--- EXERCISE ---
Reproduce all records exactly.

Entries taken from a collection
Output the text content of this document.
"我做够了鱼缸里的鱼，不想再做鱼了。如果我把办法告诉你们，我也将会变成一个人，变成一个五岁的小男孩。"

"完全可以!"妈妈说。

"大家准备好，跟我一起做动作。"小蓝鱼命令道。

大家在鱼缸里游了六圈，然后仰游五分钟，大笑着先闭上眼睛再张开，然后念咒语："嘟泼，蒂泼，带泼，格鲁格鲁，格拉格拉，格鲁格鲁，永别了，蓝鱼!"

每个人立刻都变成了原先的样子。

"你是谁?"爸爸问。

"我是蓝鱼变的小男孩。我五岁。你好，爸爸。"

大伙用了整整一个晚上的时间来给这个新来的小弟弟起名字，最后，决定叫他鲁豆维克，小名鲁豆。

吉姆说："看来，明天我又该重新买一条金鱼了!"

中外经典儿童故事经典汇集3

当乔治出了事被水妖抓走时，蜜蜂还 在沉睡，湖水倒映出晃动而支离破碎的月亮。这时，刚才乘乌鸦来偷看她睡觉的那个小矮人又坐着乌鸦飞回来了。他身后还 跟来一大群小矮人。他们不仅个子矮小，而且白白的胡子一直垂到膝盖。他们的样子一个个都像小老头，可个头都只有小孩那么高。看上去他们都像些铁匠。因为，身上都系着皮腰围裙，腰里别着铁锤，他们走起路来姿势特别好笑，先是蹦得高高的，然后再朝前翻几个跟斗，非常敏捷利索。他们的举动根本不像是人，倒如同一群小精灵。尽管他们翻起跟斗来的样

--- TASK SOLUTION ---
Output the text content of this document.
"我做够了鱼缸里的鱼，不想再做鱼了。如果我把办法告诉你们，我也将会变成一个人，变成一个五岁的小男孩。"

"完全可以!"妈妈说。

"大家准备好，跟我一起做动作。"小蓝鱼命令道。

大家在鱼缸里游了六圈，然后仰游五分钟，大笑着先闭上眼睛再张开，然后念咒语："嘟泼，蒂泼，带泼，格鲁格鲁，格拉格拉，格鲁格鲁，永别了，蓝鱼!"

每个人立刻都变成了原先的样子。

"你是谁?"爸爸问。

"我是蓝鱼变的小男孩。我五岁。你好，爸爸。"

大伙用了整整一个晚上的时间来给这个新来的小弟弟起名字，最后，决定叫他鲁豆维克，小名鲁豆。

吉姆说："看来，明天我又该重新买一条金鱼了!"

中外经典儿童故事经典汇集3

当乔治出了事被水妖抓走时，蜜蜂还 在沉睡，湖水倒映出晃动而支离破碎的月亮。这时，刚才乘乌鸦来偷看她睡觉的那个小矮人又坐着乌鸦飞回来了。他身后还 跟来一大群小矮人。他们不仅个子矮小，而且白白的胡子一直垂到膝盖。他们的样子一个个都像小老头，可个头都只有小孩那么高。看上去他们都像些铁匠。因为，身上都系着皮腰围裙，腰里别着铁锤，他们走起路来姿势特别好笑，先是蹦得高高的，然后再朝前翻几个跟斗，非常敏捷利索。他们的举动根本不像是人，倒如同一群小精灵。尽管他们翻起跟斗来的样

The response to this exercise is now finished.